__Excerpted passage__:
The third one there is purely theoretical. We’re not saying it doesn’t happen, but we’re not saying it does either. We have no evidence to support the idea that it occurs, it’s just a wild technical theory. All we can do for IP reputation is keep our IPs clean, and that’s something we work our tails off to do.

It is not geared at all towards bulk email. So the answer to your question would be 0. MXRoute is solely for transactional / personal email.

My best recommendation for you is to find one of the 100’s of companies which specialize in setting up PowerMTA/Interspire servers.

We wouldn’t be a good fit for that large of a mailing list.

IMHO no. MXroute is best suited for transactional mail, not bulk emails. With the sending limit that MXRoute imposes you’d never be able to meet your volume requirements.

what’s the average list size mx is geared towards? someone mentioned gmail for setup; are the campaigns sent through gmail? i’m not fully clear how mx works.

How can we get 10/10 in mail-tester if we are encouraged not to setup DKIM records?


I am new here! I’m looking for a mass email solution for around 200,000 to 500,000 emails per month from my database for two companies that needs email campaigns. I’ve got no blacklisted domains, no excessive bounce or spam mail notifications in the past.

I’ve tried setting up Mautic… I’ve tried SES… I’ve tried various other services including Email API and all of it has been a total headache with months of loss of time for me. I am semi-technical but not advanced so I want to stay away from it as much as I can.

All I am looking for is a fairly basic email platform that doesn’t cost me hundreds $$ each month to send mass mails, where I don’t need to use SES and be under Amazon’s control (there’s a lot of complaints about Amazon putting too much restrictions lately), where I can focus my very limited work time to upload contacts, add images and design the emails, schedule the campaigns and send them off without wasting time on technicals and hurdles…no complicated and excessive ‘segments’, ‘strings’, actions’, triggers’ and what not just to send some emails off.

Is mxroute for me and will it allow the simplicity but necessary features to get this done at a low cost?

If anyone is patient and kind to perhaps help clarify this for me (and help either set it up or baby step-by-step instructions from beginning to end) in return I can give some simple tricks/guidance I discovered that works to minimize emails landing in spam. :slight_smile:

Could IP reputation be behind this bounce I received today? (My server is friday.mxroute). No mention of domain, and the content was ok (except I was ironically explaining to the recipient how emails end up in the spam folder).

Delivery to the following recipient failed permanently:

Technical details of permanent failure:

554 resimta-po-29v.sys.comcast.net resimta-po-29v.sys.comcast.net found on one or more DNSBLs, see http://postmaster.comcast.net/smtp-error-codes.php#BL000010

whois of the IP…
MXroute MXROUTE-IPV4-1 (NET-172-82-139-0-1) -

That recommendation applies only to the cPanel servers really. And that is because most people cannot follow directions. You may also notice that it is not ‘encouraged’ in this topic.

With the deployment of all new customers on the DirectAdmin based system I’m now satisfied with the workflows that the minor gain is justifiable with the required workflow, but I’m still not convinced that it is worth this gain on average for cPanel users as the workflow is quite bad and the gain typically not enough to offset it.

It would be. Thanks for letting me know. I’ll add mitigation for this bounce error so that you won’t see it again. Please let me know if you do happen to run into it again.

__Given data__:
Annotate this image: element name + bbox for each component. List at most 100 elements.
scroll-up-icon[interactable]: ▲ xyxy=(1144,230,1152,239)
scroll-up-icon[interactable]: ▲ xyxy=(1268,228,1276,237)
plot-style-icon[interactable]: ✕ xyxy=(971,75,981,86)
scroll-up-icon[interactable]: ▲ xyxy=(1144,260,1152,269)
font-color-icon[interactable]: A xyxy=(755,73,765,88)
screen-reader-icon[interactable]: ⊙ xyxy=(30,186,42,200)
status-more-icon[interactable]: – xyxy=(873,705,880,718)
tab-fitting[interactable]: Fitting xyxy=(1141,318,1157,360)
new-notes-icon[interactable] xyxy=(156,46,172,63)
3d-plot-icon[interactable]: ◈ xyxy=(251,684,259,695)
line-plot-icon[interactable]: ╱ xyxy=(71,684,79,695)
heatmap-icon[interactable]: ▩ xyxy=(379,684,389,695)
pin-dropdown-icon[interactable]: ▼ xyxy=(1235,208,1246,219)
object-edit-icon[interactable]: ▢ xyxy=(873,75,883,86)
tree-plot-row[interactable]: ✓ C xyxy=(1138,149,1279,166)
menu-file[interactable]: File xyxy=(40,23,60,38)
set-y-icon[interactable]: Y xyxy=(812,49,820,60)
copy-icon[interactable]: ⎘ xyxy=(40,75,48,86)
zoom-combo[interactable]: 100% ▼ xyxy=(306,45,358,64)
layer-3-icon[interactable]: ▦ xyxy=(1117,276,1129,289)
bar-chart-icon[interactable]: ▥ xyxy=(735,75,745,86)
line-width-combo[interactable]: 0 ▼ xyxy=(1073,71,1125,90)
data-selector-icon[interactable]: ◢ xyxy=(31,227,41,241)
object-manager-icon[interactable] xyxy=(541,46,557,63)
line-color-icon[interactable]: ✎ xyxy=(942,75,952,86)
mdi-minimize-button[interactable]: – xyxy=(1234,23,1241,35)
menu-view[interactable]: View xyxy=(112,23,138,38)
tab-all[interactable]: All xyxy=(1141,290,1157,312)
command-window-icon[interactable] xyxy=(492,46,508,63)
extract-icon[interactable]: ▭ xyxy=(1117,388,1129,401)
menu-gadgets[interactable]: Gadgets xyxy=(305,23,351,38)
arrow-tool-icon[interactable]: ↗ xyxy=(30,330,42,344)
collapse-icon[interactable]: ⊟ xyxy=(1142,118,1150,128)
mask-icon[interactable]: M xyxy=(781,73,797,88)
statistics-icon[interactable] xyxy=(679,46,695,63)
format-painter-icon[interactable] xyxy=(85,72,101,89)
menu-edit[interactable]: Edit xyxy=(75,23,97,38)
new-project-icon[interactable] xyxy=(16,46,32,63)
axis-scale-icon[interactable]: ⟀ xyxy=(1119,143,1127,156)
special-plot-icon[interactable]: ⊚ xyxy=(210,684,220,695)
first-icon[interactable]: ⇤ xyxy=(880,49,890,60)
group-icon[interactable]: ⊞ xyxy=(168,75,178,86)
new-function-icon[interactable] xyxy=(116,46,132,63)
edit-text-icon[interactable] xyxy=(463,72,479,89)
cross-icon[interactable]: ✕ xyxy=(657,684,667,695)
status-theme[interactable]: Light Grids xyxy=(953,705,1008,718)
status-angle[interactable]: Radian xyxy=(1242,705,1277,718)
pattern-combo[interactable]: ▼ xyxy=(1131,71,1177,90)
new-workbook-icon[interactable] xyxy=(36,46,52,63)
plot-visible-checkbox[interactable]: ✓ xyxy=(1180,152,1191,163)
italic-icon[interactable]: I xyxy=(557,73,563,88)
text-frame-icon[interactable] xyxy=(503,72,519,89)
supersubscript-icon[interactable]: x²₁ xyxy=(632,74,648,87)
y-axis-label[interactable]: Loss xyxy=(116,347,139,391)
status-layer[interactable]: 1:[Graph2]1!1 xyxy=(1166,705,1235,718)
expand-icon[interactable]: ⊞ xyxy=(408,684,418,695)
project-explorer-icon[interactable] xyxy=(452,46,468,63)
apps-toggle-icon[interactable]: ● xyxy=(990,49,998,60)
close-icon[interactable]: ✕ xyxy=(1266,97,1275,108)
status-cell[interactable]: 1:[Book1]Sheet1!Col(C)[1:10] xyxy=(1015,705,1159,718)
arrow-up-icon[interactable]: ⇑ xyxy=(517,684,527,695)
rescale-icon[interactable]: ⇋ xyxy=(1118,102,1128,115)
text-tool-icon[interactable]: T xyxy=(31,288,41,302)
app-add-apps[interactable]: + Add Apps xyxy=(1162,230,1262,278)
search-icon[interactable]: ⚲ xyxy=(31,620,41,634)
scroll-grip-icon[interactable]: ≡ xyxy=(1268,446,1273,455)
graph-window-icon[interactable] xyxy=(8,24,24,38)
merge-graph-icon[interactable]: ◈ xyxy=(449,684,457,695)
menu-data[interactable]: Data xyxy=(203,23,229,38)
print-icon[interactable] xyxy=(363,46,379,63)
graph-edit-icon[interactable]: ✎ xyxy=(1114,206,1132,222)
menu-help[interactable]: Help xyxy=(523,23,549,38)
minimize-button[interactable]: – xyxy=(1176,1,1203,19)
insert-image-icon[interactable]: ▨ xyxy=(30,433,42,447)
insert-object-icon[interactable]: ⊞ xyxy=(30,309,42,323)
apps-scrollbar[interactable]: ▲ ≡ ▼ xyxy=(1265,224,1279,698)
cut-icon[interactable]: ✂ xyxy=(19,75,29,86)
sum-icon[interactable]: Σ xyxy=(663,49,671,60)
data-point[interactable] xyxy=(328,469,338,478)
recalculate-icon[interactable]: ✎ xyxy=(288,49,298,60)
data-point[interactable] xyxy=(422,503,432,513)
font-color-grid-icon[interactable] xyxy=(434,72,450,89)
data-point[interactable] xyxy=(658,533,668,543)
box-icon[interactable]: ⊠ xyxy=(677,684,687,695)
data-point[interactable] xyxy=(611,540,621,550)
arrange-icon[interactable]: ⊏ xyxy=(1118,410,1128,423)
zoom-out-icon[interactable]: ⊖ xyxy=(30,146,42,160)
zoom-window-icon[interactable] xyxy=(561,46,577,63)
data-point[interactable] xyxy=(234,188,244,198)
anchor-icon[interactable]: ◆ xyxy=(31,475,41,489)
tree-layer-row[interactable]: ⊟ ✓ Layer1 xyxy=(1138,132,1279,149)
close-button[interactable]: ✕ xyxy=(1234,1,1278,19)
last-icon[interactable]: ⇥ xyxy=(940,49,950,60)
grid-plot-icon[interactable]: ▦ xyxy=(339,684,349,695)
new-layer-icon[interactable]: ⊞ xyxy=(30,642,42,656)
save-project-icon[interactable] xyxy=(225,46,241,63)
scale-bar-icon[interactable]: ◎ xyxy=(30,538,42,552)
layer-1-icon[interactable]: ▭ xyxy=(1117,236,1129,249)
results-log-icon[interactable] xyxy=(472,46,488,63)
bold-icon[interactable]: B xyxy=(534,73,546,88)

__Exercise__:
According to the MXRoute discussion, what kind of email is MXRoute solely for?

__Response to the exercise__:
Transactional and personal email.